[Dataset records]

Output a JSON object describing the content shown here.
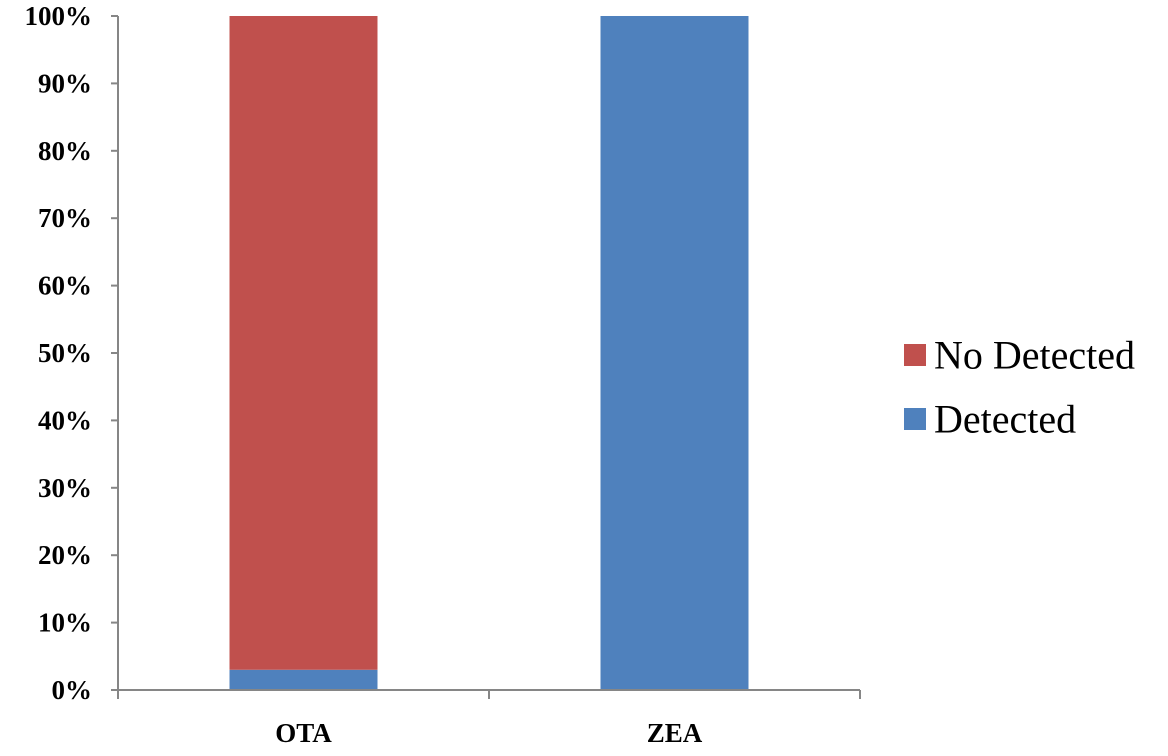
{
  "chart_data": {
    "type": "bar",
    "stacked": true,
    "normalized_percent": true,
    "categories": [
      "OTA",
      "ZEA"
    ],
    "series": [
      {
        "name": "Detected",
        "values": [
          3,
          100
        ],
        "color": "#4f81bd"
      },
      {
        "name": "No Detected",
        "values": [
          97,
          0
        ],
        "color": "#c0504d"
      }
    ],
    "y_tick_labels": [
      "0%",
      "10%",
      "20%",
      "30%",
      "40%",
      "50%",
      "60%",
      "70%",
      "80%",
      "90%",
      "100%"
    ],
    "ylim": [
      0,
      100
    ],
    "grid": false,
    "legend": {
      "position": "right",
      "entries": [
        {
          "label": "No Detected",
          "color": "#c0504d"
        },
        {
          "label": "Detected",
          "color": "#4f81bd"
        }
      ]
    },
    "title": "",
    "xlabel": "",
    "ylabel": ""
  }
}
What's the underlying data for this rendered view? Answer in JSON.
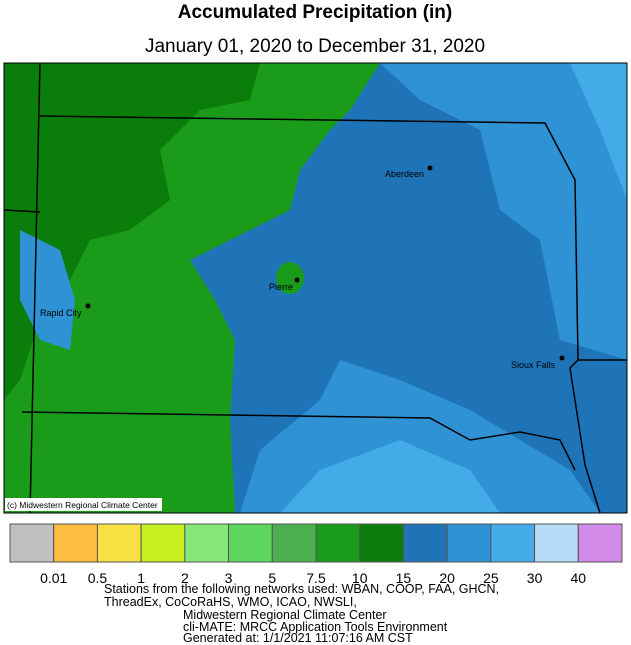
{
  "header": {
    "title": "Accumulated Precipitation (in)",
    "subtitle": "January 01, 2020 to December 31, 2020"
  },
  "map": {
    "cities": [
      "Aberdeen",
      "Pierre",
      "Rapid City",
      "Sioux Falls"
    ],
    "credit": "(c) Midwestern Regional Climate Center"
  },
  "legend": {
    "colors": [
      "#c0c0c0",
      "#fdbd3f",
      "#f5e142",
      "#c8f01e",
      "#87e87a",
      "#5cd65c",
      "#4cb050",
      "#1a9c1a",
      "#0a7d0a",
      "#1f74b8",
      "#2f92d4",
      "#42abe8",
      "#b8dcf8",
      "#d28ae8"
    ],
    "labels": [
      "0.01",
      "0.5",
      "1",
      "2",
      "3",
      "5",
      "7.5",
      "10",
      "15",
      "20",
      "25",
      "30",
      "40"
    ]
  },
  "footer": {
    "lines": [
      "Stations from the following networks used: WBAN, COOP, FAA, GHCN,",
      "ThreadEx, CoCoRaHS, WMO, ICAO, NWSLI,",
      "Midwestern Regional Climate Center",
      "cli-MATE: MRCC Application Tools Environment",
      "Generated at: 1/1/2021 11:07:16 AM CST"
    ]
  }
}
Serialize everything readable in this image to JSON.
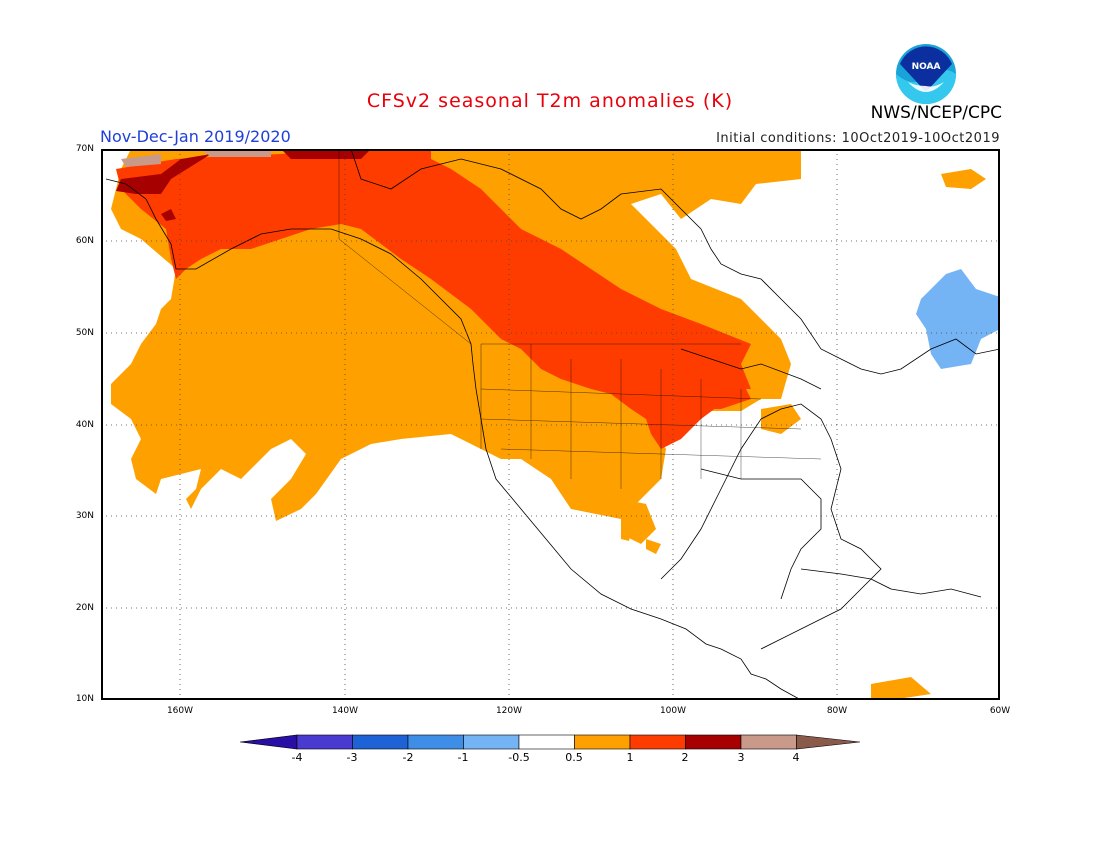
{
  "header": {
    "title": "CFSv2 seasonal T2m anomalies (K)",
    "period": "Nov-Dec-Jan 2019/2020",
    "initial_conditions": "Initial conditions: 10Oct2019-10Oct2019",
    "agency": "NWS/NCEP/CPC",
    "logo_text": "NOAA"
  },
  "map": {
    "lat_labels": [
      "70N",
      "60N",
      "50N",
      "40N",
      "30N",
      "20N",
      "10N"
    ],
    "lon_labels": [
      "160W",
      "140W",
      "120W",
      "100W",
      "80W",
      "60W"
    ],
    "grid": true
  },
  "colorbar": {
    "labels": [
      "-4",
      "-3",
      "-2",
      "-1",
      "-0.5",
      "0.5",
      "1",
      "2",
      "3",
      "4"
    ],
    "colors": [
      "#2a0fa6",
      "#4a3bd0",
      "#1d63d6",
      "#3e8ee8",
      "#74b4f5",
      "#ffffff",
      "#ffa001",
      "#ff3c00",
      "#a70000",
      "#c9998a",
      "#8a5a4a"
    ]
  },
  "colors": {
    "warm_low": "#ffa001",
    "warm_mid": "#ff3c00",
    "warm_high": "#a70000",
    "cool": "#74b4f5",
    "title_red": "#e8000b",
    "period_blue": "#1f3fd8"
  }
}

- _TASK TO CARRY OUT_:
Give only the count of lines in this material that contain the string "Climate".

- _RESPONSE TO THIS EXERCISE_:
2